Which lines below hold the word "been"? Copy all of them.

## begin

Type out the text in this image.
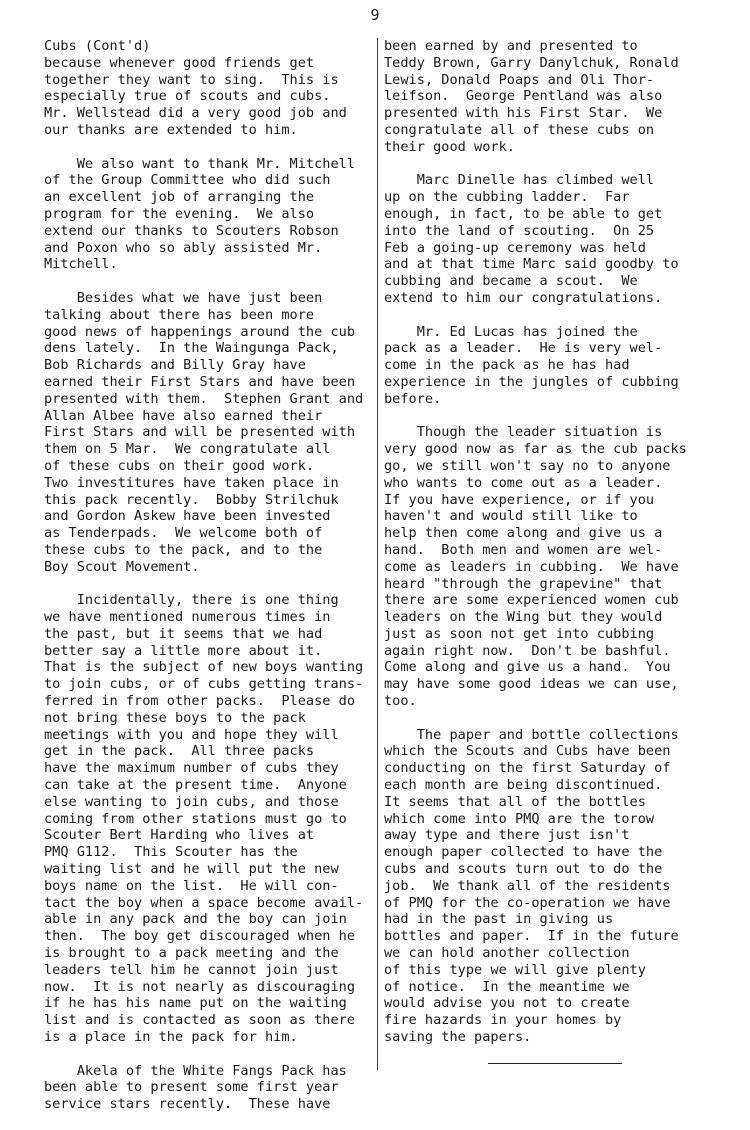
9
Cubs (Cont'd)
because whenever good friends get
together they want to sing.  This is
especially true of scouts and cubs.
Mr. Wellstead did a very good job and
our thanks are extended to him.
We also want to thank Mr. Mitchell
of the Group Committee who did such
an excellent job of arranging the
program for the evening.  We also
extend our thanks to Scouters Robson
and Poxon who so ably assisted Mr.
Mitchell.
Besides what we have just been
talking about there has been more
good news of happenings around the cub
dens lately.  In the Waingunga Pack,
Bob Richards and Billy Gray have
earned their First Stars and have been
presented with them.  Stephen Grant and
Allan Albee have also earned their
First Stars and will be presented with
them on 5 Mar.  We congratulate all
of these cubs on their good work.
Two investitures have taken place in
this pack recently.  Bobby Strilchuk
and Gordon Askew have been invested
as Tenderpads.  We welcome both of
these cubs to the pack, and to the
Boy Scout Movement.
Incidentally, there is one thing
we have mentioned numerous times in
the past, but it seems that we had
better say a little more about it.
That is the subject of new boys wanting
to join cubs, or of cubs getting trans-
ferred in from other packs.  Please do
not bring these boys to the pack
meetings with you and hope they will
get in the pack.  All three packs
have the maximum number of cubs they
can take at the present time.  Anyone
else wanting to join cubs, and those
coming from other stations must go to
Scouter Bert Harding who lives at
PMQ G112.  This Scouter has the
waiting list and he will put the new
boys name on the list.  He will con-
tact the boy when a space become avail-
able in any pack and the boy can join
then.  The boy get discouraged when he
is brought to a pack meeting and the
leaders tell him he cannot join just
now.  It is not nearly as discouraging
if he has his name put on the waiting
list and is contacted as soon as there
is a place in the pack for him.
Akela of the White Fangs Pack has
been able to present some first year
service stars recently.  These have
been earned by and presented to
Teddy Brown, Garry Danylchuk, Ronald
Lewis, Donald Poaps and Oli Thor-
leifson.  George Pentland was also
presented with his First Star.  We
congratulate all of these cubs on
their good work.
Marc Dinelle has climbed well
up on the cubbing ladder.  Far
enough, in fact, to be able to get
into the land of scouting.  On 25
Feb a going-up ceremony was held
and at that time Marc said goodby to
cubbing and became a scout.  We
extend to him our congratulations.
Mr. Ed Lucas has joined the
pack as a leader.  He is very wel-
come in the pack as he has had
experience in the jungles of cubbing
before.
Though the leader situation is
very good now as far as the cub packs
go, we still won't say no to anyone
who wants to come out as a leader.
If you have experience, or if you
haven't and would still like to
help then come along and give us a
hand.  Both men and women are wel-
come as leaders in cubbing.  We have
heard "through the grapevine" that
there are some experienced women cub
leaders on the Wing but they would
just as soon not get into cubbing
again right now.  Don't be bashful.
Come along and give us a hand.  You
may have some good ideas we can use,
too.
The paper and bottle collections
which the Scouts and Cubs have been
conducting on the first Saturday of
each month are being discontinued.
It seems that all of the bottles
which come into PMQ are the torow
away type and there just isn't
enough paper collected to have the
cubs and scouts turn out to do the
job.  We thank all of the residents
of PMQ for the co-operation we have
had in the past in giving us
bottles and paper.  If in the future
we can hold another collection
of this type we will give plenty
of notice.  In the meantime we
would advise you not to create
fire hazards in your homes by
saving the papers.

## end

= Response to this exercise =
Besides what we have just been
talking about there has been more
earned their First Stars and have been
and Gordon Askew have been invested
been able to present some first year
been earned by and presented to
which the Scouts and Cubs have been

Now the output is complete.